:: Data shown

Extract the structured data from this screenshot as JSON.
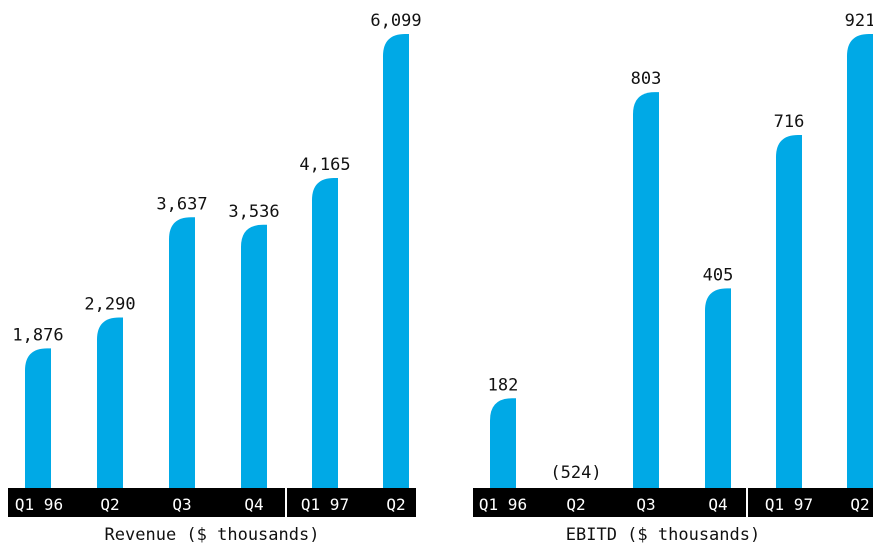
{
  "colors": {
    "bar": "#00a9e6",
    "axis_band": "#000000",
    "tick_text": "#ffffff",
    "label_text": "#111111"
  },
  "chart_data": [
    {
      "type": "bar",
      "title": "Revenue ($ thousands)",
      "categories": [
        "Q1 96",
        "Q2",
        "Q3",
        "Q4",
        "Q1 97",
        "Q2"
      ],
      "values": [
        1876,
        2290,
        3637,
        3536,
        4165,
        6099
      ],
      "value_labels": [
        "1,876",
        "2,290",
        "3,637",
        "3,536",
        "4,165",
        "6,099"
      ],
      "ylim": [
        0,
        6099
      ]
    },
    {
      "type": "bar",
      "title": "EBITD ($ thousands)",
      "categories": [
        "Q1 96",
        "Q2",
        "Q3",
        "Q4",
        "Q1 97",
        "Q2"
      ],
      "values": [
        182,
        -524,
        803,
        405,
        716,
        921
      ],
      "value_labels": [
        "182",
        "(524)",
        "803",
        "405",
        "716",
        "921"
      ],
      "ylim": [
        0,
        921
      ]
    }
  ]
}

::::

## What is expected
Reproduce the full listing faithfully, but do not carry over any pictures.

## Reply to the task
Extract the structured data from this screenshot as JSON.
{
  "colors": {
    "bar": "#00a9e6",
    "axis_band": "#000000",
    "tick_text": "#ffffff",
    "label_text": "#111111"
  },
  "chart_data": [
    {
      "type": "bar",
      "title": "Revenue ($ thousands)",
      "categories": [
        "Q1 96",
        "Q2",
        "Q3",
        "Q4",
        "Q1 97",
        "Q2"
      ],
      "values": [
        1876,
        2290,
        3637,
        3536,
        4165,
        6099
      ],
      "value_labels": [
        "1,876",
        "2,290",
        "3,637",
        "3,536",
        "4,165",
        "6,099"
      ],
      "ylim": [
        0,
        6099
      ]
    },
    {
      "type": "bar",
      "title": "EBITD ($ thousands)",
      "categories": [
        "Q1 96",
        "Q2",
        "Q3",
        "Q4",
        "Q1 97",
        "Q2"
      ],
      "values": [
        182,
        -524,
        803,
        405,
        716,
        921
      ],
      "value_labels": [
        "182",
        "(524)",
        "803",
        "405",
        "716",
        "921"
      ],
      "ylim": [
        0,
        921
      ]
    }
  ]
}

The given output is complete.